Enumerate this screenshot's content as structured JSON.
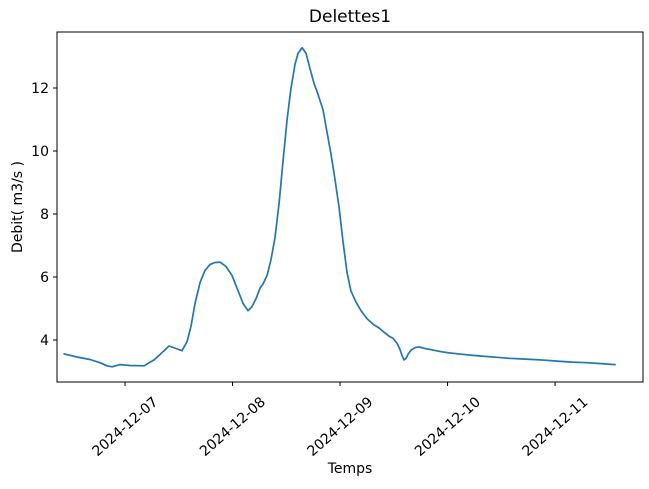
{
  "chart_data": {
    "type": "line",
    "title": "Delettes1",
    "xlabel": "Temps",
    "ylabel": "Debit( m3/s )",
    "line_color": "#1f77b4",
    "line_width": 1.7,
    "grid": false,
    "legend": "none",
    "xlim": [
      6.367,
      11.818
    ],
    "ylim": [
      2.667,
      13.778
    ],
    "y_ticks": [
      4,
      6,
      8,
      10,
      12
    ],
    "x_ticks": [
      {
        "value": 7,
        "label": "2024-12-07"
      },
      {
        "value": 8,
        "label": "2024-12-08"
      },
      {
        "value": 9,
        "label": "2024-12-09"
      },
      {
        "value": 10,
        "label": "2024-12-10"
      },
      {
        "value": 11,
        "label": "2024-12-11"
      }
    ],
    "series": [
      {
        "name": "Delettes1",
        "x": [
          6.433,
          6.553,
          6.674,
          6.767,
          6.833,
          6.879,
          6.953,
          7.047,
          7.177,
          7.27,
          7.344,
          7.409,
          7.474,
          7.53,
          7.577,
          7.614,
          7.651,
          7.698,
          7.744,
          7.791,
          7.837,
          7.884,
          7.94,
          7.995,
          8.051,
          8.098,
          8.144,
          8.181,
          8.219,
          8.256,
          8.284,
          8.321,
          8.358,
          8.395,
          8.433,
          8.47,
          8.507,
          8.544,
          8.581,
          8.609,
          8.647,
          8.684,
          8.721,
          8.758,
          8.795,
          8.842,
          8.879,
          8.916,
          8.953,
          8.991,
          9.028,
          9.065,
          9.102,
          9.149,
          9.195,
          9.251,
          9.307,
          9.363,
          9.419,
          9.456,
          9.493,
          9.53,
          9.558,
          9.577,
          9.595,
          9.614,
          9.633,
          9.66,
          9.698,
          9.735,
          9.791,
          9.865,
          9.94,
          10.014,
          10.126,
          10.237,
          10.349,
          10.46,
          10.572,
          10.684,
          10.795,
          10.907,
          11.019,
          11.158,
          11.298,
          11.428,
          11.558
        ],
        "y": [
          3.56,
          3.46,
          3.38,
          3.28,
          3.18,
          3.15,
          3.22,
          3.19,
          3.18,
          3.37,
          3.6,
          3.81,
          3.73,
          3.66,
          3.95,
          4.45,
          5.16,
          5.83,
          6.21,
          6.4,
          6.46,
          6.47,
          6.33,
          6.05,
          5.57,
          5.16,
          4.93,
          5.06,
          5.32,
          5.65,
          5.78,
          6.05,
          6.55,
          7.25,
          8.35,
          9.7,
          11.0,
          12.0,
          12.75,
          13.1,
          13.28,
          13.1,
          12.6,
          12.15,
          11.8,
          11.3,
          10.6,
          9.9,
          9.1,
          8.2,
          7.1,
          6.15,
          5.55,
          5.2,
          4.93,
          4.68,
          4.5,
          4.38,
          4.22,
          4.12,
          4.05,
          3.9,
          3.7,
          3.5,
          3.37,
          3.42,
          3.55,
          3.68,
          3.76,
          3.78,
          3.73,
          3.68,
          3.63,
          3.59,
          3.55,
          3.51,
          3.48,
          3.45,
          3.42,
          3.4,
          3.38,
          3.36,
          3.33,
          3.3,
          3.28,
          3.25,
          3.22
        ]
      }
    ]
  }
}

◆ Work instructions
The pictures should not appear in the copy; every other part of the records above must be returned exactly.

◆ Correct answer
Enumerate this screenshot's content as structured JSON.
{
  "chart_data": {
    "type": "line",
    "title": "Delettes1",
    "xlabel": "Temps",
    "ylabel": "Debit( m3/s )",
    "line_color": "#1f77b4",
    "line_width": 1.7,
    "grid": false,
    "legend": "none",
    "xlim": [
      6.367,
      11.818
    ],
    "ylim": [
      2.667,
      13.778
    ],
    "y_ticks": [
      4,
      6,
      8,
      10,
      12
    ],
    "x_ticks": [
      {
        "value": 7,
        "label": "2024-12-07"
      },
      {
        "value": 8,
        "label": "2024-12-08"
      },
      {
        "value": 9,
        "label": "2024-12-09"
      },
      {
        "value": 10,
        "label": "2024-12-10"
      },
      {
        "value": 11,
        "label": "2024-12-11"
      }
    ],
    "series": [
      {
        "name": "Delettes1",
        "x": [
          6.433,
          6.553,
          6.674,
          6.767,
          6.833,
          6.879,
          6.953,
          7.047,
          7.177,
          7.27,
          7.344,
          7.409,
          7.474,
          7.53,
          7.577,
          7.614,
          7.651,
          7.698,
          7.744,
          7.791,
          7.837,
          7.884,
          7.94,
          7.995,
          8.051,
          8.098,
          8.144,
          8.181,
          8.219,
          8.256,
          8.284,
          8.321,
          8.358,
          8.395,
          8.433,
          8.47,
          8.507,
          8.544,
          8.581,
          8.609,
          8.647,
          8.684,
          8.721,
          8.758,
          8.795,
          8.842,
          8.879,
          8.916,
          8.953,
          8.991,
          9.028,
          9.065,
          9.102,
          9.149,
          9.195,
          9.251,
          9.307,
          9.363,
          9.419,
          9.456,
          9.493,
          9.53,
          9.558,
          9.577,
          9.595,
          9.614,
          9.633,
          9.66,
          9.698,
          9.735,
          9.791,
          9.865,
          9.94,
          10.014,
          10.126,
          10.237,
          10.349,
          10.46,
          10.572,
          10.684,
          10.795,
          10.907,
          11.019,
          11.158,
          11.298,
          11.428,
          11.558
        ],
        "y": [
          3.56,
          3.46,
          3.38,
          3.28,
          3.18,
          3.15,
          3.22,
          3.19,
          3.18,
          3.37,
          3.6,
          3.81,
          3.73,
          3.66,
          3.95,
          4.45,
          5.16,
          5.83,
          6.21,
          6.4,
          6.46,
          6.47,
          6.33,
          6.05,
          5.57,
          5.16,
          4.93,
          5.06,
          5.32,
          5.65,
          5.78,
          6.05,
          6.55,
          7.25,
          8.35,
          9.7,
          11.0,
          12.0,
          12.75,
          13.1,
          13.28,
          13.1,
          12.6,
          12.15,
          11.8,
          11.3,
          10.6,
          9.9,
          9.1,
          8.2,
          7.1,
          6.15,
          5.55,
          5.2,
          4.93,
          4.68,
          4.5,
          4.38,
          4.22,
          4.12,
          4.05,
          3.9,
          3.7,
          3.5,
          3.37,
          3.42,
          3.55,
          3.68,
          3.76,
          3.78,
          3.73,
          3.68,
          3.63,
          3.59,
          3.55,
          3.51,
          3.48,
          3.45,
          3.42,
          3.4,
          3.38,
          3.36,
          3.33,
          3.3,
          3.28,
          3.25,
          3.22
        ]
      }
    ]
  }
}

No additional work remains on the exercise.